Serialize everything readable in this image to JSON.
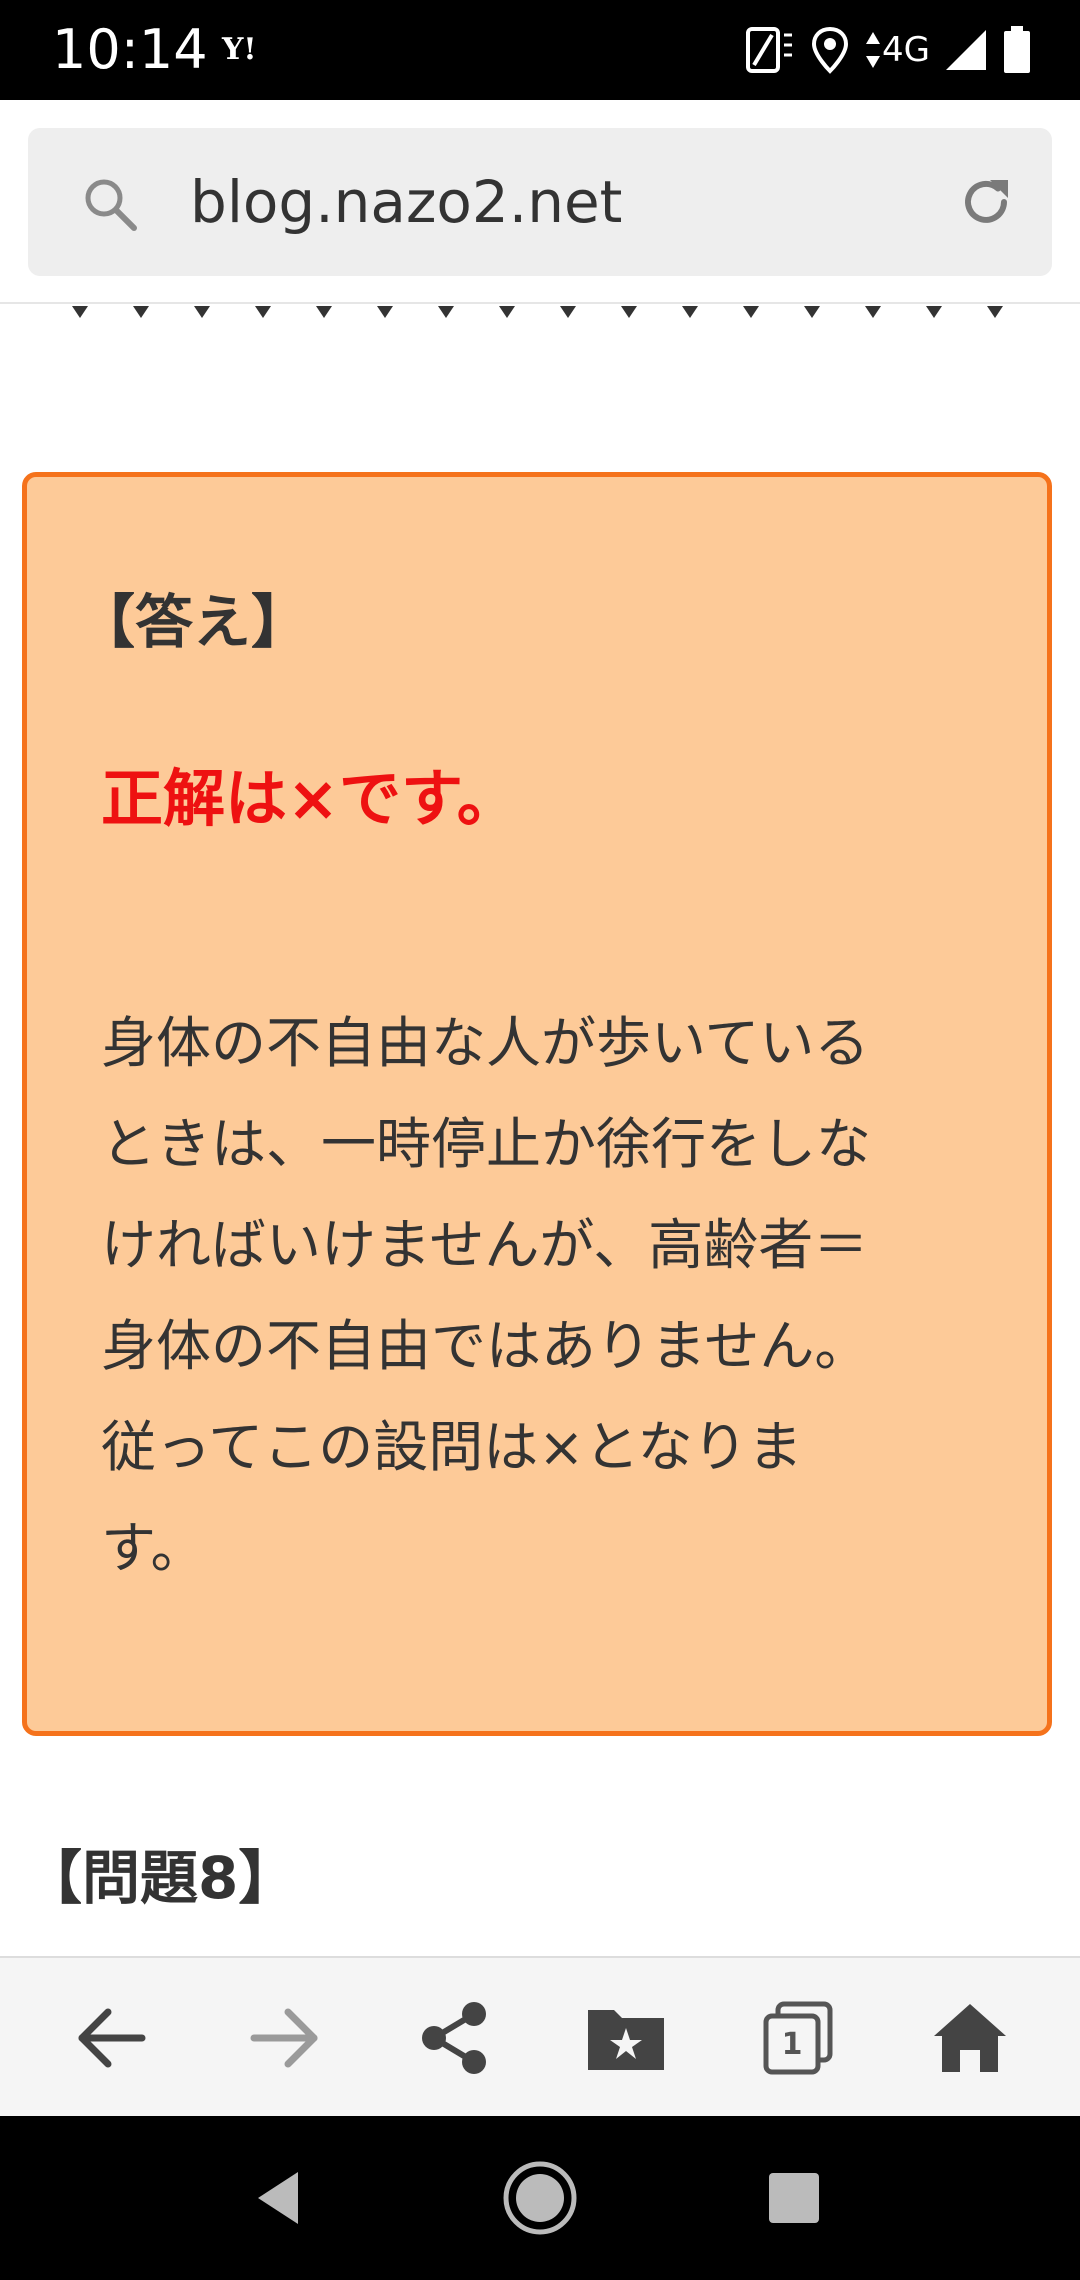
{
  "status_bar": {
    "time": "10:14",
    "app_badge": "Y!",
    "network": "4G"
  },
  "browser": {
    "url": "blog.nazo2.net"
  },
  "article": {
    "answer_heading": "【答え】",
    "answer_correct": "正解は×です。",
    "answer_explanation": "身体の不自由な人が歩いている\nときは、一時停止か徐行をしな\nければいけませんが、高齢者＝\n身体の不自由ではありません。\n従ってこの設問は×となりま\nす。",
    "next_heading": "【問題8】"
  },
  "toolbar": {
    "tabs_count": "1"
  },
  "colors": {
    "answer_bg": "#fdca98",
    "answer_border": "#f5721b",
    "answer_correct_text": "#ee1111"
  }
}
+++
■ STATED TASK
Give every record back exactly as it reads, with no images.

■ ANSWER FOR THIS EXERCISE
Serialize everything readable in this image to JSON.
{
  "status_bar": {
    "time": "10:14",
    "app_badge": "Y!",
    "network": "4G"
  },
  "browser": {
    "url": "blog.nazo2.net"
  },
  "article": {
    "answer_heading": "【答え】",
    "answer_correct": "正解は×です。",
    "answer_explanation": "身体の不自由な人が歩いている\nときは、一時停止か徐行をしな\nければいけませんが、高齢者＝\n身体の不自由ではありません。\n従ってこの設問は×となりま\nす。",
    "next_heading": "【問題8】"
  },
  "toolbar": {
    "tabs_count": "1"
  },
  "colors": {
    "answer_bg": "#fdca98",
    "answer_border": "#f5721b",
    "answer_correct_text": "#ee1111"
  }
}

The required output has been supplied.